### Your goal
Your task is to copy every record exactly.

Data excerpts
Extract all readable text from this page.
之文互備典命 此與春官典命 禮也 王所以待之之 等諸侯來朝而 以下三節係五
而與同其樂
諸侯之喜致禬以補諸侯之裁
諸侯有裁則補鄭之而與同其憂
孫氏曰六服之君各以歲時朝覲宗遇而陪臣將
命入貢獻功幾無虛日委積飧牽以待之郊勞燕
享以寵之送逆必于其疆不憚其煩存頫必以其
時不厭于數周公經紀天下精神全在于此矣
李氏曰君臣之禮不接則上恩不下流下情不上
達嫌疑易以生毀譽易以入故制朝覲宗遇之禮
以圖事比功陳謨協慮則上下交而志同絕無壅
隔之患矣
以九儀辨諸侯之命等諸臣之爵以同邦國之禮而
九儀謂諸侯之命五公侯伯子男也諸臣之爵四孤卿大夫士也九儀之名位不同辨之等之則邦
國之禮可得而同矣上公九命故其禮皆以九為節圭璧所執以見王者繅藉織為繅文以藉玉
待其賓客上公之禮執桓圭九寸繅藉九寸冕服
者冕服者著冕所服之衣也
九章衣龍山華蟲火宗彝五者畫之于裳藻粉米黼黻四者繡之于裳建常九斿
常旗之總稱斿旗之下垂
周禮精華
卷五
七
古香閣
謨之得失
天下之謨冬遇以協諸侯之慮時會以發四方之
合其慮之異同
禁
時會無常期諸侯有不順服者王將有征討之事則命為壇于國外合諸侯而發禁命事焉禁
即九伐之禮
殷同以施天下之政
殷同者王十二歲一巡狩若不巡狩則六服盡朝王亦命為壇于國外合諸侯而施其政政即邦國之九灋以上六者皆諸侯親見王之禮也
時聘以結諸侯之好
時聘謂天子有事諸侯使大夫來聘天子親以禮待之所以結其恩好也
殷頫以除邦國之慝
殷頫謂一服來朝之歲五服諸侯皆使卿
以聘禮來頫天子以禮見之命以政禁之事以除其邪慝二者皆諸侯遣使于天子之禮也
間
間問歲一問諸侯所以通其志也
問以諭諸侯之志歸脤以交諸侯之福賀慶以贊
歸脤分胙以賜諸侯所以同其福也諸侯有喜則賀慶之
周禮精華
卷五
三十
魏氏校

### Solution to this problem
Extract all readable text from this page.
之文互備典命 此與春官典命 禮也 王所以待之之 等諸侯來朝而 以下三節係五
而與同其樂
諸侯之喜致禬以補諸侯之裁
諸侯有裁則補鄭之而與同其憂
孫氏曰六服之君各以歲時朝覲宗遇而陪臣將
命入貢獻功幾無虛日委積飧牽以待之郊勞燕
享以寵之送逆必于其疆不憚其煩存頫必以其
時不厭于數周公經紀天下精神全在于此矣
李氏曰君臣之禮不接則上恩不下流下情不上
達嫌疑易以生毀譽易以入故制朝覲宗遇之禮
以圖事比功陳謨協慮則上下交而志同絕無壅
隔之患矣
以九儀辨諸侯之命等諸臣之爵以同邦國之禮而
九儀謂諸侯之命五公侯伯子男也諸臣之爵四孤卿大夫士也九儀之名位不同辨之等之則邦
國之禮可得而同矣上公九命故其禮皆以九為節圭璧所執以見王者繅藉織為繅文以藉玉
待其賓客上公之禮執桓圭九寸繅藉九寸冕服
者冕服者著冕所服之衣也
九章衣龍山華蟲火宗彝五者畫之于裳藻粉米黼黻四者繡之于裳建常九斿
常旗之總稱斿旗之下垂
周禮精華
卷五
七
古香閣
謨之得失
天下之謨冬遇以協諸侯之慮時會以發四方之
合其慮之異同
禁
時會無常期諸侯有不順服者王將有征討之事則命為壇于國外合諸侯而發禁命事焉禁
即九伐之禮
殷同以施天下之政
殷同者王十二歲一巡狩若不巡狩則六服盡朝王亦命為壇于國外合諸侯而施其政政即邦國之九灋以上六者皆諸侯親見王之禮也
時聘以結諸侯之好
時聘謂天子有事諸侯使大夫來聘天子親以禮待之所以結其恩好也
殷頫以除邦國之慝
殷頫謂一服來朝之歲五服諸侯皆使卿
以聘禮來頫天子以禮見之命以政禁之事以除其邪慝二者皆諸侯遣使于天子之禮也
間
間問歲一問諸侯所以通其志也
問以諭諸侯之志歸脤以交諸侯之福賀慶以贊
歸脤分胙以賜諸侯所以同其福也諸侯有喜則賀慶之
周禮精華
卷五
三十
魏氏校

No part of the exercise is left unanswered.